→ **DATA PROVIDED**:
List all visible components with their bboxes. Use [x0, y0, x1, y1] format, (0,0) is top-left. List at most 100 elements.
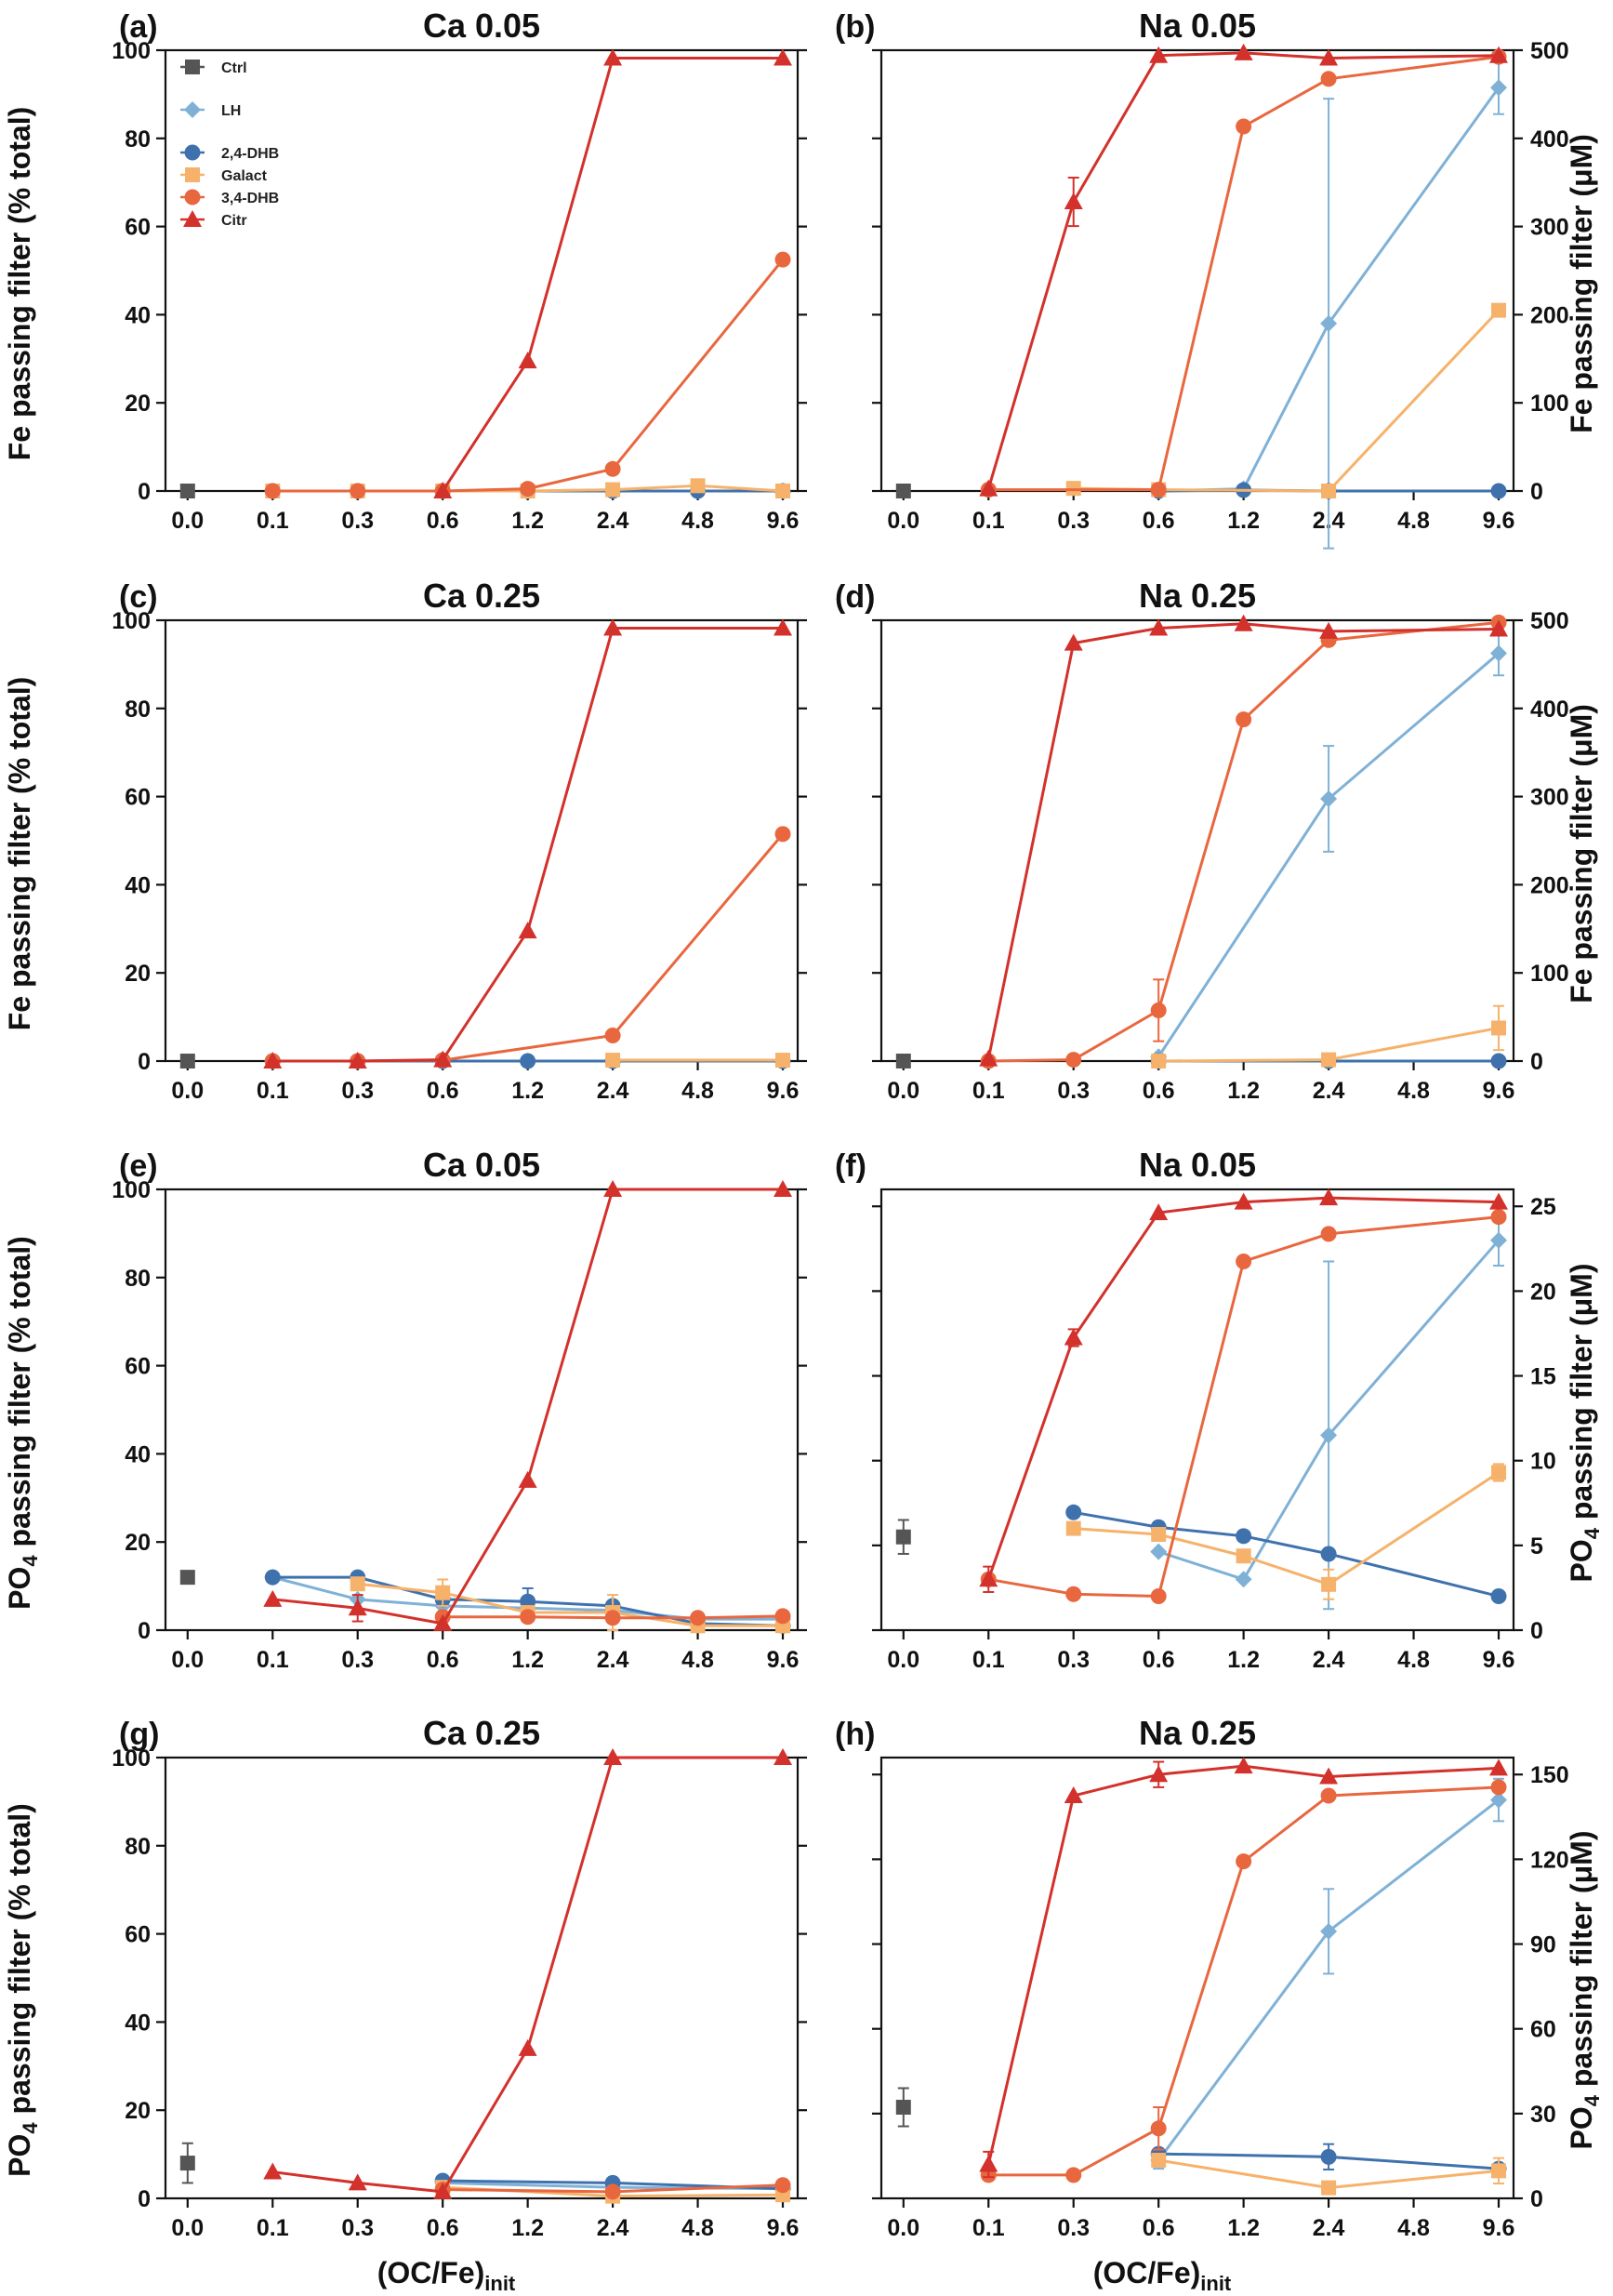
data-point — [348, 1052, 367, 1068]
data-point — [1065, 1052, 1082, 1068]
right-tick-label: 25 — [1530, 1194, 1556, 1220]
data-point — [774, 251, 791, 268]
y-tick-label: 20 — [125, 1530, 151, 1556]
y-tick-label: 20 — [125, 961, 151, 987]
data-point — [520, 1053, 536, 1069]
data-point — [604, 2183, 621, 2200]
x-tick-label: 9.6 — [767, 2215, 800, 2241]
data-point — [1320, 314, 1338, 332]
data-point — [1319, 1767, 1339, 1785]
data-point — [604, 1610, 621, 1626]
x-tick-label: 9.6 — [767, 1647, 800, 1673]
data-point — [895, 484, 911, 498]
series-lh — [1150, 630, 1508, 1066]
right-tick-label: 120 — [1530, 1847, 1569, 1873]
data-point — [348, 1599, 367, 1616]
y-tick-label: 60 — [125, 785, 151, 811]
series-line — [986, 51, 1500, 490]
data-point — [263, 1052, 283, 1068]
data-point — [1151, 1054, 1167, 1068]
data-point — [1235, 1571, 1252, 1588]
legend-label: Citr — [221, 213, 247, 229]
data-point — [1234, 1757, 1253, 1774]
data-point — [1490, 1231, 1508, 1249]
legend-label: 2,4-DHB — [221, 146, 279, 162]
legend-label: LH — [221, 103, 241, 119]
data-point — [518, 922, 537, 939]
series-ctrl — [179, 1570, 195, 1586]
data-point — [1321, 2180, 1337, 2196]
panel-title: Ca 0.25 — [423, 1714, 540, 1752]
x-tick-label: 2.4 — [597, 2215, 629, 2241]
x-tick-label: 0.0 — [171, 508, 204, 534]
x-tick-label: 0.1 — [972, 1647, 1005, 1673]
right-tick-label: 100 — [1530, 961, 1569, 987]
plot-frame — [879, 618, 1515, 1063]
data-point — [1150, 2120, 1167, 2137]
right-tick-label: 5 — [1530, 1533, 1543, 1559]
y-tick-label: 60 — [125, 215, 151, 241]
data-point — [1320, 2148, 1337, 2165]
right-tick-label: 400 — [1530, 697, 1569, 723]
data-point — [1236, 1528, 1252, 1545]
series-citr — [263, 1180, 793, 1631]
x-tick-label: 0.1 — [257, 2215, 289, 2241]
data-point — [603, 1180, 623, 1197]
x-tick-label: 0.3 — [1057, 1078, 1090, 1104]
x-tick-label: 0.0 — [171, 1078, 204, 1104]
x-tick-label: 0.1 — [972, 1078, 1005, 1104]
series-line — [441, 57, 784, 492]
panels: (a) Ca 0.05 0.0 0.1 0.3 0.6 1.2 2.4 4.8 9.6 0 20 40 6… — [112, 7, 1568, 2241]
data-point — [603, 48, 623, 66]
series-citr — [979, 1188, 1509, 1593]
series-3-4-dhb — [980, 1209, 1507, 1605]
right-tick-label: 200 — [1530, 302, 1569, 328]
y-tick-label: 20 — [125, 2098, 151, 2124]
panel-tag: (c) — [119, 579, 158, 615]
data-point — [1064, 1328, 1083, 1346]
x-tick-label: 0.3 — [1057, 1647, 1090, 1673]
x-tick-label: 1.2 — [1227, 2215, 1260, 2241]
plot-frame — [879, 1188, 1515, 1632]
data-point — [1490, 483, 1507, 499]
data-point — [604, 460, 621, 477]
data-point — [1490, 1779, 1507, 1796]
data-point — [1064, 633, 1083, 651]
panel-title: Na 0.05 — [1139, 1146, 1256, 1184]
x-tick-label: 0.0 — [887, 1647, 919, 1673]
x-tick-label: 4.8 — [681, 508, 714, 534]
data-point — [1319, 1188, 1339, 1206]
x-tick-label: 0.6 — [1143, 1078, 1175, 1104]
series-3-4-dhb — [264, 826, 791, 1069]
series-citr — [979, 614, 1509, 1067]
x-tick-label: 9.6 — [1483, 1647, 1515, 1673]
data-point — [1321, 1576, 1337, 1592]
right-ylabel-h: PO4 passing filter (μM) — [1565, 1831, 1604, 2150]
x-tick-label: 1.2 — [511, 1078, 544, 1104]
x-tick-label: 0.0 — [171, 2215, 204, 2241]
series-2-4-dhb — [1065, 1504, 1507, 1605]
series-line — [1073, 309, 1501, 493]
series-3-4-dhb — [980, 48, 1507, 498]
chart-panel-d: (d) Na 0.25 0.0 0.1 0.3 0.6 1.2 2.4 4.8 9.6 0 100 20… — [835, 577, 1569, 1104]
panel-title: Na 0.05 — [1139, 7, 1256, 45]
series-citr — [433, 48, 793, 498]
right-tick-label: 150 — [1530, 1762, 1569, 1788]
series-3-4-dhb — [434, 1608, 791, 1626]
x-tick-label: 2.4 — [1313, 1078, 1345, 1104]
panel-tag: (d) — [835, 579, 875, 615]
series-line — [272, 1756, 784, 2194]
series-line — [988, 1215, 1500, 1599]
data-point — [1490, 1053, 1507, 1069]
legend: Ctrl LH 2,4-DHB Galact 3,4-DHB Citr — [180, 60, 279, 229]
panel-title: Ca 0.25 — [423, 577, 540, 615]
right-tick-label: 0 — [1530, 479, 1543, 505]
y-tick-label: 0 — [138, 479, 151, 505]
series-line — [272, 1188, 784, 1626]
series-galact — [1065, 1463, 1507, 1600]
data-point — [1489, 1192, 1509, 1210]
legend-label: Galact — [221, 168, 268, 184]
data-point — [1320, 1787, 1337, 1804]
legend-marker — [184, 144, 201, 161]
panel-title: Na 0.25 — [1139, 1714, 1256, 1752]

→ **WRITTEN PROBLEM**:
Retype each of the rows above verbatim, leaving out the pictures.

→ **COMPLETE OUTPUT**:
List all visible components with their bboxes. Use [x0, y0, x1, y1] format, (0,0) is top-left. List at most 100 elements.
data-point — [348, 1052, 367, 1068]
data-point — [1065, 1052, 1082, 1068]
right-tick-label: 25 — [1530, 1194, 1556, 1220]
data-point — [774, 251, 791, 268]
y-tick-label: 20 — [125, 1530, 151, 1556]
y-tick-label: 20 — [125, 961, 151, 987]
data-point — [520, 1053, 536, 1069]
data-point — [604, 2183, 621, 2200]
x-tick-label: 9.6 — [767, 2215, 800, 2241]
data-point — [1320, 314, 1338, 332]
data-point — [1319, 1767, 1339, 1785]
data-point — [604, 1610, 621, 1626]
x-tick-label: 9.6 — [767, 1647, 800, 1673]
data-point — [895, 484, 911, 498]
series-lh — [1150, 630, 1508, 1066]
right-tick-label: 120 — [1530, 1847, 1569, 1873]
data-point — [348, 1599, 367, 1616]
y-tick-label: 60 — [125, 785, 151, 811]
series-line — [986, 51, 1500, 490]
data-point — [263, 1052, 283, 1068]
data-point — [1151, 1054, 1167, 1068]
data-point — [1235, 1571, 1252, 1588]
legend-label: Citr — [221, 213, 247, 229]
data-point — [1234, 1757, 1253, 1774]
data-point — [1490, 1231, 1508, 1249]
legend-label: 2,4-DHB — [221, 146, 279, 162]
legend-label: LH — [221, 103, 241, 119]
data-point — [518, 922, 537, 939]
series-ctrl — [179, 1570, 195, 1586]
data-point — [1321, 2180, 1337, 2196]
panel-title: Ca 0.25 — [423, 1714, 540, 1752]
x-tick-label: 2.4 — [597, 2215, 629, 2241]
x-tick-label: 0.0 — [171, 508, 204, 534]
x-tick-label: 0.1 — [972, 1647, 1005, 1673]
right-tick-label: 100 — [1530, 961, 1569, 987]
plot-frame — [879, 618, 1515, 1063]
data-point — [1150, 2120, 1167, 2137]
right-tick-label: 5 — [1530, 1533, 1543, 1559]
y-tick-label: 60 — [125, 215, 151, 241]
data-point — [1320, 2148, 1337, 2165]
right-tick-label: 400 — [1530, 697, 1569, 723]
data-point — [1236, 1528, 1252, 1545]
series-citr — [263, 1180, 793, 1631]
x-tick-label: 0.1 — [257, 2215, 289, 2241]
data-point — [603, 1180, 623, 1197]
x-tick-label: 0.3 — [1057, 1078, 1090, 1104]
x-tick-label: 0.0 — [171, 1078, 204, 1104]
x-tick-label: 0.1 — [972, 1078, 1005, 1104]
series-line — [441, 57, 784, 492]
panels: (a) Ca 0.05 0.0 0.1 0.3 0.6 1.2 2.4 4.8 9.6 0 20 40 6… — [112, 7, 1568, 2241]
data-point — [603, 48, 623, 66]
series-citr — [979, 1188, 1509, 1593]
series-3-4-dhb — [980, 1209, 1507, 1605]
right-tick-label: 200 — [1530, 302, 1569, 328]
y-tick-label: 20 — [125, 2098, 151, 2124]
panel-tag: (c) — [119, 579, 158, 615]
data-point — [1064, 1328, 1083, 1346]
x-tick-label: 0.3 — [1057, 1647, 1090, 1673]
x-tick-label: 1.2 — [1227, 2215, 1260, 2241]
plot-frame — [879, 1188, 1515, 1632]
data-point — [1490, 483, 1507, 499]
data-point — [604, 460, 621, 477]
data-point — [1490, 1779, 1507, 1796]
data-point — [1064, 633, 1083, 651]
panel-title: Na 0.05 — [1139, 1146, 1256, 1184]
x-tick-label: 0.0 — [887, 1647, 919, 1673]
x-tick-label: 4.8 — [681, 508, 714, 534]
data-point — [1319, 1188, 1339, 1206]
x-tick-label: 0.6 — [1143, 1078, 1175, 1104]
series-3-4-dhb — [264, 826, 791, 1069]
series-citr — [979, 614, 1509, 1067]
x-tick-label: 9.6 — [1483, 1647, 1515, 1673]
data-point — [1321, 1576, 1337, 1592]
right-ylabel-h: PO4 passing filter (μM) — [1565, 1831, 1604, 2150]
x-tick-label: 1.2 — [511, 1078, 544, 1104]
x-tick-label: 0.0 — [171, 2215, 204, 2241]
series-2-4-dhb — [1065, 1504, 1507, 1605]
series-line — [1073, 309, 1501, 493]
series-3-4-dhb — [980, 48, 1507, 498]
chart-panel-d: (d) Na 0.25 0.0 0.1 0.3 0.6 1.2 2.4 4.8 9.6 0 100 20… — [835, 577, 1569, 1104]
panel-title: Na 0.05 — [1139, 7, 1256, 45]
series-citr — [433, 48, 793, 498]
right-tick-label: 150 — [1530, 1762, 1569, 1788]
series-3-4-dhb — [434, 1608, 791, 1626]
x-tick-label: 2.4 — [1313, 1078, 1345, 1104]
panel-tag: (d) — [835, 579, 875, 615]
series-line — [272, 1756, 784, 2194]
series-line — [988, 1215, 1500, 1599]
data-point — [1490, 1053, 1507, 1069]
legend: Ctrl LH 2,4-DHB Galact 3,4-DHB Citr — [180, 60, 279, 229]
panel-title: Ca 0.25 — [423, 577, 540, 615]
right-tick-label: 0 — [1530, 479, 1543, 505]
y-tick-label: 0 — [138, 479, 151, 505]
series-line — [272, 1188, 784, 1626]
series-galact — [1065, 1463, 1507, 1600]
data-point — [1489, 1192, 1509, 1210]
legend-label: Galact — [221, 168, 268, 184]
data-point — [1320, 1787, 1337, 1804]
legend-marker — [184, 144, 201, 161]
panel-title: Na 0.25 — [1139, 1714, 1256, 1752]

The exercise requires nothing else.